Gather from the material every line that contains the string "transformacji".
>> Start
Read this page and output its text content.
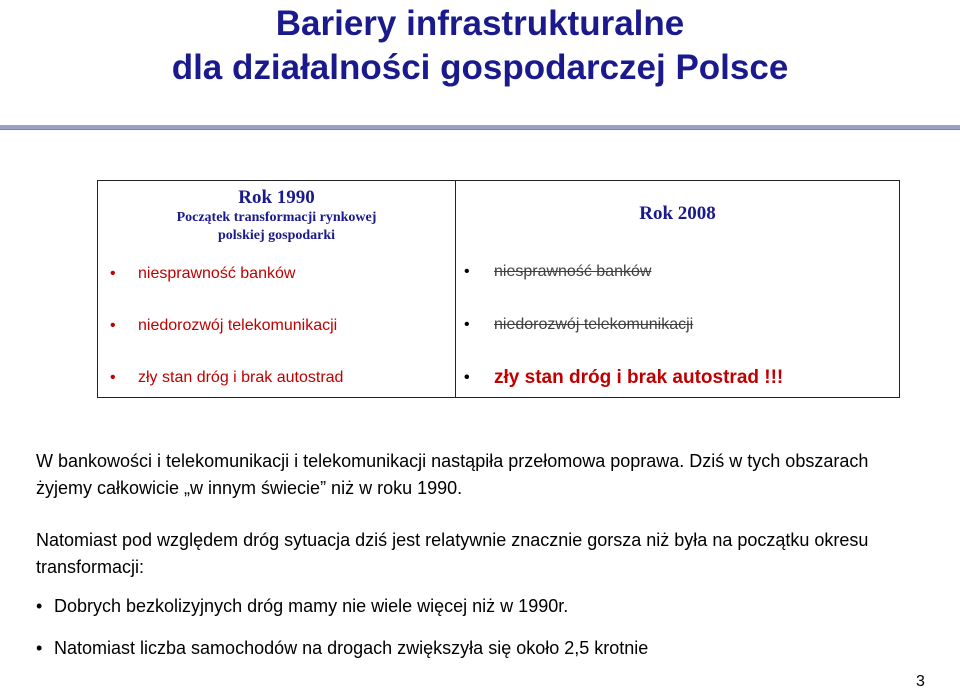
Bariery infrastrukturalne
dla działalności gospodarczej Polsce
Rok 1990
Początek transformacji rynkowej
polskiej gospodarki
• niesprawność banków
• niedorozwój telekomunikacji
• zły stan dróg i brak autostrad
Rok 2008
• niesprawność banków
• niedorozwój telekomunikacji
• zły stan dróg i brak autostrad !!!

W bankowości i telekomunikacji i telekomunikacji nastąpiła przełomowa poprawa. Dziś w tych obszarach żyjemy całkowicie „w innym świecie” niż w roku 1990.

Natomiast pod względem dróg sytuacja dziś jest relatywnie znacznie gorsza niż była na początku okresu transformacji:

• Dobrych bezkolizyjnych dróg mamy nie wiele więcej niż w 1990r.
• Natomiast liczba samochodów na drogach zwiększyła się około 2,5 krotnie
3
>> End
## [ANSWER BELOW]
Początek transformacji rynkowej
Natomiast pod względem dróg sytuacja dziś jest relatywnie znacznie gorsza niż była na początku okresu transformacji:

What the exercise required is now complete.